Stored records
<<<<
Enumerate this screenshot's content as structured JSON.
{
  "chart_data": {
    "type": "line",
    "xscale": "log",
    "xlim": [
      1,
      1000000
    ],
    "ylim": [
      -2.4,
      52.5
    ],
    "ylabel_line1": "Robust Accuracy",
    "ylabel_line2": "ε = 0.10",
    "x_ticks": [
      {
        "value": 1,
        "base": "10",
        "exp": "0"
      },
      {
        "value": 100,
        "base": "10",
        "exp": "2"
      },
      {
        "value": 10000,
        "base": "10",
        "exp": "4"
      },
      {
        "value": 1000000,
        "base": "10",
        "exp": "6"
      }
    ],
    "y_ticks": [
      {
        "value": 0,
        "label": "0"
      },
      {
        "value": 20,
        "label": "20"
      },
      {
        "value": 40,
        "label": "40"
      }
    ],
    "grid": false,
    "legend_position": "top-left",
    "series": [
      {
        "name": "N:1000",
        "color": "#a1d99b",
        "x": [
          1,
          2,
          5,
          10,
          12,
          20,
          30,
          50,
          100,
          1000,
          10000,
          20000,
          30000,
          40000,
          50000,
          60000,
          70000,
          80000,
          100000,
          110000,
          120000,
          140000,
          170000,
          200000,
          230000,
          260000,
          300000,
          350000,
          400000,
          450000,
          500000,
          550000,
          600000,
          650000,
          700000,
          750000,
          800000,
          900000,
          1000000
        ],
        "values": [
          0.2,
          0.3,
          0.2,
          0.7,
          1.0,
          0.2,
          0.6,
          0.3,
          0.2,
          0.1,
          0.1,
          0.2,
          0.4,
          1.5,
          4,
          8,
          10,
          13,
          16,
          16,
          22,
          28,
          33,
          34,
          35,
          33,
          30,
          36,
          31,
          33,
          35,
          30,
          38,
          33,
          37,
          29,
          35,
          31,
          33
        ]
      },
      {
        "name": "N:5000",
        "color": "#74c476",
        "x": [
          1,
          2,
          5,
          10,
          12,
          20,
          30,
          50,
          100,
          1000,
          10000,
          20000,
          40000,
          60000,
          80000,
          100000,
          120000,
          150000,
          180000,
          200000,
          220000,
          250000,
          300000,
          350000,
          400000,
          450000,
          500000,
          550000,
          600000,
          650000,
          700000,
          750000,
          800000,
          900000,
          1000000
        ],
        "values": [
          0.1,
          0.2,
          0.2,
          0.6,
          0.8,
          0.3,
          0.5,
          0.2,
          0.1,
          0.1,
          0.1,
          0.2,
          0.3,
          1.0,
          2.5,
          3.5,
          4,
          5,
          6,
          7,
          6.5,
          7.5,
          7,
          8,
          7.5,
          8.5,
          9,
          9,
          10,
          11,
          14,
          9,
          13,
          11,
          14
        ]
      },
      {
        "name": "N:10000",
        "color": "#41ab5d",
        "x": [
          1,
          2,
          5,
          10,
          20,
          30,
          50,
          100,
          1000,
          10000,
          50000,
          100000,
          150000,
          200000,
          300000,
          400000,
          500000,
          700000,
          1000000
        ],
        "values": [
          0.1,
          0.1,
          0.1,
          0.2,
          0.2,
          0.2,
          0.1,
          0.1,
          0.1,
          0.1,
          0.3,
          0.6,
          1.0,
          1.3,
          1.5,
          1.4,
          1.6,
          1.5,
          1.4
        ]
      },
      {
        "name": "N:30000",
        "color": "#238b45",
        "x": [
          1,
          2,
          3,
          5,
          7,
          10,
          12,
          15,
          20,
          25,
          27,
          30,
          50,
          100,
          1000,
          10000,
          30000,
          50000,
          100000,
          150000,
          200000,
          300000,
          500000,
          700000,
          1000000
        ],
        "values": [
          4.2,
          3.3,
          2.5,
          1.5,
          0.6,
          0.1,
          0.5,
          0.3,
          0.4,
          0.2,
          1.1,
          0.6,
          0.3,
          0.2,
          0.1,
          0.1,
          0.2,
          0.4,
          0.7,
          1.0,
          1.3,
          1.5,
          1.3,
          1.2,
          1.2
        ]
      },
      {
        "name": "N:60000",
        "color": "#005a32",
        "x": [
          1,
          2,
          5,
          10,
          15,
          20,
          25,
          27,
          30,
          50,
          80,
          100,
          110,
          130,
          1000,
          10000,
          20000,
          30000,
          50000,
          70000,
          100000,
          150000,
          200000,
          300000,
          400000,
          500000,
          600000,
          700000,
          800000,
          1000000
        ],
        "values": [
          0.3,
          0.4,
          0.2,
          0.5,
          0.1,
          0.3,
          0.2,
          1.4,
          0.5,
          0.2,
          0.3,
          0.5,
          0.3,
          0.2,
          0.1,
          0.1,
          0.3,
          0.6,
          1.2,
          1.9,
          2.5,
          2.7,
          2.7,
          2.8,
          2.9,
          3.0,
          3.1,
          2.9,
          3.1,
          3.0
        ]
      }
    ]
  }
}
>>>>
Task description
Go through the listing above and restate it word for word.

Answer for the task
Enumerate this screenshot's content as structured JSON.
{
  "chart_data": {
    "type": "line",
    "xscale": "log",
    "xlim": [
      1,
      1000000
    ],
    "ylim": [
      -2.4,
      52.5
    ],
    "ylabel_line1": "Robust Accuracy",
    "ylabel_line2": "ε = 0.10",
    "x_ticks": [
      {
        "value": 1,
        "base": "10",
        "exp": "0"
      },
      {
        "value": 100,
        "base": "10",
        "exp": "2"
      },
      {
        "value": 10000,
        "base": "10",
        "exp": "4"
      },
      {
        "value": 1000000,
        "base": "10",
        "exp": "6"
      }
    ],
    "y_ticks": [
      {
        "value": 0,
        "label": "0"
      },
      {
        "value": 20,
        "label": "20"
      },
      {
        "value": 40,
        "label": "40"
      }
    ],
    "grid": false,
    "legend_position": "top-left",
    "series": [
      {
        "name": "N:1000",
        "color": "#a1d99b",
        "x": [
          1,
          2,
          5,
          10,
          12,
          20,
          30,
          50,
          100,
          1000,
          10000,
          20000,
          30000,
          40000,
          50000,
          60000,
          70000,
          80000,
          100000,
          110000,
          120000,
          140000,
          170000,
          200000,
          230000,
          260000,
          300000,
          350000,
          400000,
          450000,
          500000,
          550000,
          600000,
          650000,
          700000,
          750000,
          800000,
          900000,
          1000000
        ],
        "values": [
          0.2,
          0.3,
          0.2,
          0.7,
          1.0,
          0.2,
          0.6,
          0.3,
          0.2,
          0.1,
          0.1,
          0.2,
          0.4,
          1.5,
          4,
          8,
          10,
          13,
          16,
          16,
          22,
          28,
          33,
          34,
          35,
          33,
          30,
          36,
          31,
          33,
          35,
          30,
          38,
          33,
          37,
          29,
          35,
          31,
          33
        ]
      },
      {
        "name": "N:5000",
        "color": "#74c476",
        "x": [
          1,
          2,
          5,
          10,
          12,
          20,
          30,
          50,
          100,
          1000,
          10000,
          20000,
          40000,
          60000,
          80000,
          100000,
          120000,
          150000,
          180000,
          200000,
          220000,
          250000,
          300000,
          350000,
          400000,
          450000,
          500000,
          550000,
          600000,
          650000,
          700000,
          750000,
          800000,
          900000,
          1000000
        ],
        "values": [
          0.1,
          0.2,
          0.2,
          0.6,
          0.8,
          0.3,
          0.5,
          0.2,
          0.1,
          0.1,
          0.1,
          0.2,
          0.3,
          1.0,
          2.5,
          3.5,
          4,
          5,
          6,
          7,
          6.5,
          7.5,
          7,
          8,
          7.5,
          8.5,
          9,
          9,
          10,
          11,
          14,
          9,
          13,
          11,
          14
        ]
      },
      {
        "name": "N:10000",
        "color": "#41ab5d",
        "x": [
          1,
          2,
          5,
          10,
          20,
          30,
          50,
          100,
          1000,
          10000,
          50000,
          100000,
          150000,
          200000,
          300000,
          400000,
          500000,
          700000,
          1000000
        ],
        "values": [
          0.1,
          0.1,
          0.1,
          0.2,
          0.2,
          0.2,
          0.1,
          0.1,
          0.1,
          0.1,
          0.3,
          0.6,
          1.0,
          1.3,
          1.5,
          1.4,
          1.6,
          1.5,
          1.4
        ]
      },
      {
        "name": "N:30000",
        "color": "#238b45",
        "x": [
          1,
          2,
          3,
          5,
          7,
          10,
          12,
          15,
          20,
          25,
          27,
          30,
          50,
          100,
          1000,
          10000,
          30000,
          50000,
          100000,
          150000,
          200000,
          300000,
          500000,
          700000,
          1000000
        ],
        "values": [
          4.2,
          3.3,
          2.5,
          1.5,
          0.6,
          0.1,
          0.5,
          0.3,
          0.4,
          0.2,
          1.1,
          0.6,
          0.3,
          0.2,
          0.1,
          0.1,
          0.2,
          0.4,
          0.7,
          1.0,
          1.3,
          1.5,
          1.3,
          1.2,
          1.2
        ]
      },
      {
        "name": "N:60000",
        "color": "#005a32",
        "x": [
          1,
          2,
          5,
          10,
          15,
          20,
          25,
          27,
          30,
          50,
          80,
          100,
          110,
          130,
          1000,
          10000,
          20000,
          30000,
          50000,
          70000,
          100000,
          150000,
          200000,
          300000,
          400000,
          500000,
          600000,
          700000,
          800000,
          1000000
        ],
        "values": [
          0.3,
          0.4,
          0.2,
          0.5,
          0.1,
          0.3,
          0.2,
          1.4,
          0.5,
          0.2,
          0.3,
          0.5,
          0.3,
          0.2,
          0.1,
          0.1,
          0.3,
          0.6,
          1.2,
          1.9,
          2.5,
          2.7,
          2.7,
          2.8,
          2.9,
          3.0,
          3.1,
          2.9,
          3.1,
          3.0
        ]
      }
    ]
  }
}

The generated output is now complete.